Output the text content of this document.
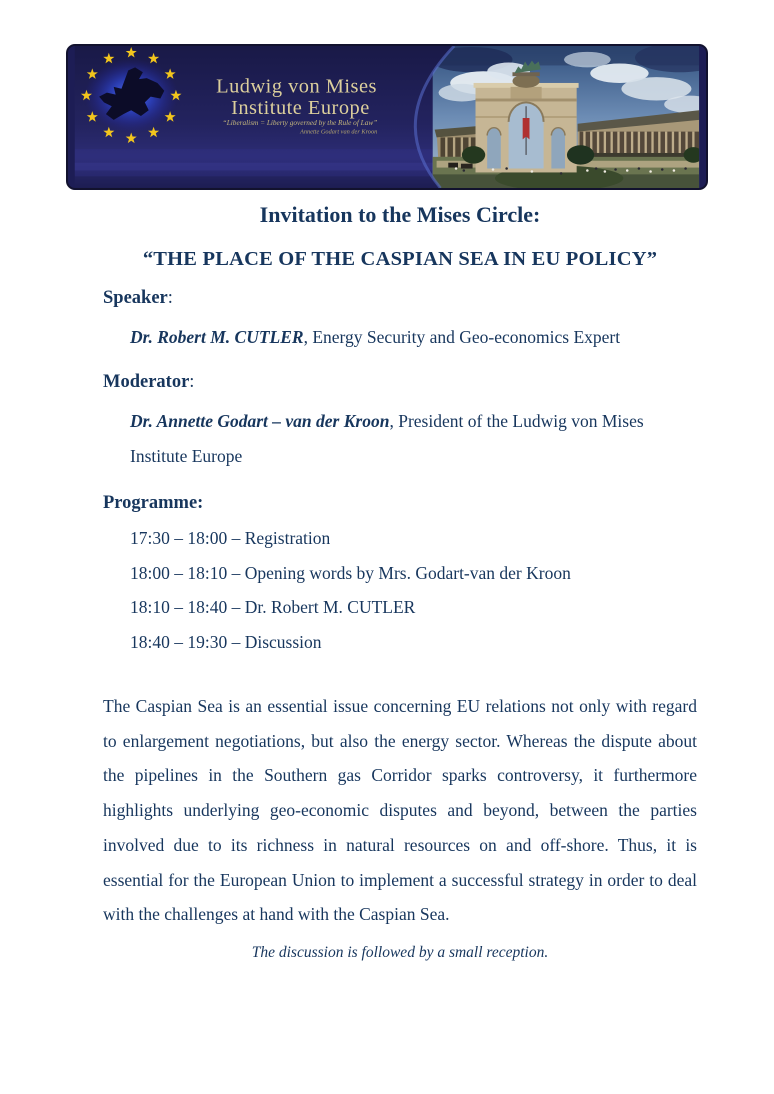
Ludwig von Mises
Institute Europe
“Liberalism = Liberty governed by the Rule of Law”
Annette Godart van der Kroon

Invitation to the Mises Circle:

“THE PLACE OF THE CASPIAN SEA IN EU POLICY”

Speaker:

Dr. Robert M. CUTLER, Energy Security and Geo-economics Expert

Moderator:

Dr. Annette Godart – van der Kroon, President of the Ludwig von Mises Institute Europe

Programme:

17:30 – 18:00 – Registration

18:00 – 18:10 – Opening words by Mrs. Godart-van der Kroon

18:10 – 18:40 – Dr. Robert M. CUTLER

18:40 – 19:30 – Discussion

The Caspian Sea is an essential issue concerning EU relations not only with regard to enlargement negotiations, but also the energy sector. Whereas the dispute about the pipelines in the Southern gas Corridor sparks controversy, it furthermore highlights underlying geo-economic disputes and beyond, between the parties involved due to its richness in natural resources on and off-shore. Thus, it is essential for the European Union to implement a successful strategy in order to deal with the challenges at hand with the Caspian Sea.

The discussion is followed by a small reception.
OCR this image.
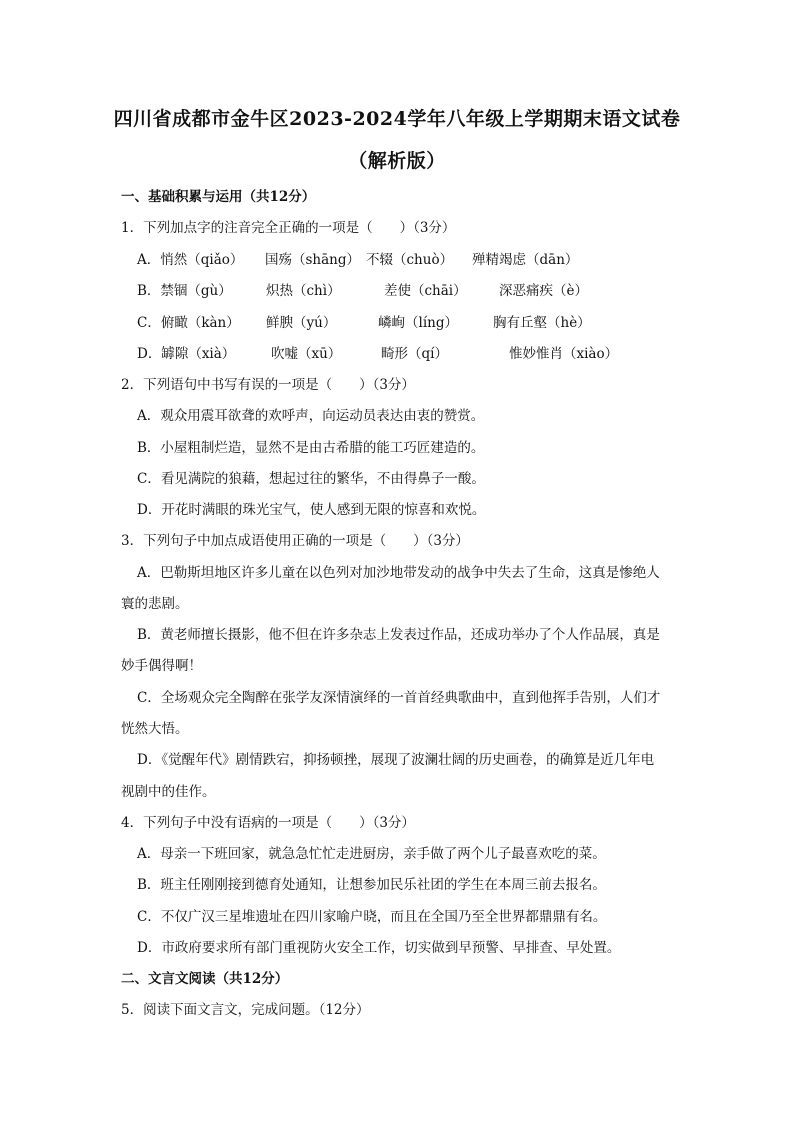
四川省成都市金牛区2023-2024学年八年级上学期期末语文试卷
（解析版）
一、基础积累与运用（共12分）
1．下列加点字的注音完全正确的一项是（　　）（3分）
A．悄然（qiǎo） 国殇（shāng） 不辍（chuò） 殚精竭虑（dān）
B．禁锢（gù）	炽热（chì）	差使（chāi） 深恶痛疾（è）
C．俯瞰（kàn） 鲜腴（yú）	嶙峋（líng）	胸有丘壑（hè）
D．罅隙（xià）	吹嘘（xū）	畸形（qí）	惟妙惟肖（xiào）
2．下列语句中书写有误的一项是（　　）（3分）
A．观众用震耳欲聋的欢呼声，向运动员表达由衷的赞赏。
B．小屋粗制烂造，显然不是由古希腊的能工巧匠建造的。
C．看见满院的狼藉，想起过往的繁华，不由得鼻子一酸。
D．开花时满眼的珠光宝气，使人感到无限的惊喜和欢悦。
3．下列句子中加点成语使用正确的一项是（　　）（3分）
A．巴勒斯坦地区许多儿童在以色列对加沙地带发动的战争中失去了生命，这真是惨绝人
寰的悲剧。
B．黄老师擅长摄影，他不但在许多杂志上发表过作品，还成功举办了个人作品展，真是
妙手偶得啊！
C．全场观众完全陶醉在张学友深情演绎的一首首经典歌曲中，直到他挥手告别，人们才
恍然大悟。
D．《觉醒年代》剧情跌宕，抑扬顿挫，展现了波澜壮阔的历史画卷，的确算是近几年电
视剧中的佳作。
4．下列句子中没有语病的一项是（　　）（3分）
A．母亲一下班回家，就急急忙忙走进厨房，亲手做了两个儿子最喜欢吃的菜。
B．班主任刚刚接到德育处通知，让想参加民乐社团的学生在本周三前去报名。
C．不仅广汉三星堆遗址在四川家喻户晓，而且在全国乃至全世界都鼎鼎有名。
D．市政府要求所有部门重视防火安全工作，切实做到早预警、早排查、早处置。
二、文言文阅读（共12分）
5．阅读下面文言文，完成问题。（12分）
□ □ □ □ □ □ □
Reproduce the whole listing exactly, but not the images in it.

Output the text content of this document.
Ludwig von Mises
Institute Europe
“Liberalism = Liberty governed by the Rule of Law”
Annette Godart van der Kroon

Invitation to the Mises Circle:

“THE PLACE OF THE CASPIAN SEA IN EU POLICY”

Speaker:

Dr. Robert M. CUTLER, Energy Security and Geo-economics Expert

Moderator:

Dr. Annette Godart – van der Kroon, President of the Ludwig von Mises Institute Europe

Programme:

17:30 – 18:00 – Registration

18:00 – 18:10 – Opening words by Mrs. Godart-van der Kroon

18:10 – 18:40 – Dr. Robert M. CUTLER

18:40 – 19:30 – Discussion

The Caspian Sea is an essential issue concerning EU relations not only with regard to enlargement negotiations, but also the energy sector. Whereas the dispute about the pipelines in the Southern gas Corridor sparks controversy, it furthermore highlights underlying geo-economic disputes and beyond, between the parties involved due to its richness in natural resources on and off-shore. Thus, it is essential for the European Union to implement a successful strategy in order to deal with the challenges at hand with the Caspian Sea.

The discussion is followed by a small reception.
OCR this image.
四川省成都市金牛区2023-2024学年八年级上学期期末语文试卷
（解析版）
一、基础积累与运用（共12分）
1．下列加点字的注音完全正确的一项是（　　）（3分）
A．悄然（qiǎo） 国殇（shāng） 不辍（chuò） 殚精竭虑（dān）
B．禁锢（gù）	炽热（chì）	差使（chāi） 深恶痛疾（è）
C．俯瞰（kàn） 鲜腴（yú）	嶙峋（líng）	胸有丘壑（hè）
D．罅隙（xià）	吹嘘（xū）	畸形（qí）	惟妙惟肖（xiào）
2．下列语句中书写有误的一项是（　　）（3分）
A．观众用震耳欲聋的欢呼声，向运动员表达由衷的赞赏。
B．小屋粗制烂造，显然不是由古希腊的能工巧匠建造的。
C．看见满院的狼藉，想起过往的繁华，不由得鼻子一酸。
D．开花时满眼的珠光宝气，使人感到无限的惊喜和欢悦。
3．下列句子中加点成语使用正确的一项是（　　）（3分）
A．巴勒斯坦地区许多儿童在以色列对加沙地带发动的战争中失去了生命，这真是惨绝人
寰的悲剧。
B．黄老师擅长摄影，他不但在许多杂志上发表过作品，还成功举办了个人作品展，真是
妙手偶得啊！
C．全场观众完全陶醉在张学友深情演绎的一首首经典歌曲中，直到他挥手告别，人们才
恍然大悟。
D．《觉醒年代》剧情跌宕，抑扬顿挫，展现了波澜壮阔的历史画卷，的确算是近几年电
视剧中的佳作。
4．下列句子中没有语病的一项是（　　）（3分）
A．母亲一下班回家，就急急忙忙走进厨房，亲手做了两个儿子最喜欢吃的菜。
B．班主任刚刚接到德育处通知，让想参加民乐社团的学生在本周三前去报名。
C．不仅广汉三星堆遗址在四川家喻户晓，而且在全国乃至全世界都鼎鼎有名。
D．市政府要求所有部门重视防火安全工作，切实做到早预警、早排查、早处置。
二、文言文阅读（共12分）
5．阅读下面文言文，完成问题。（12分）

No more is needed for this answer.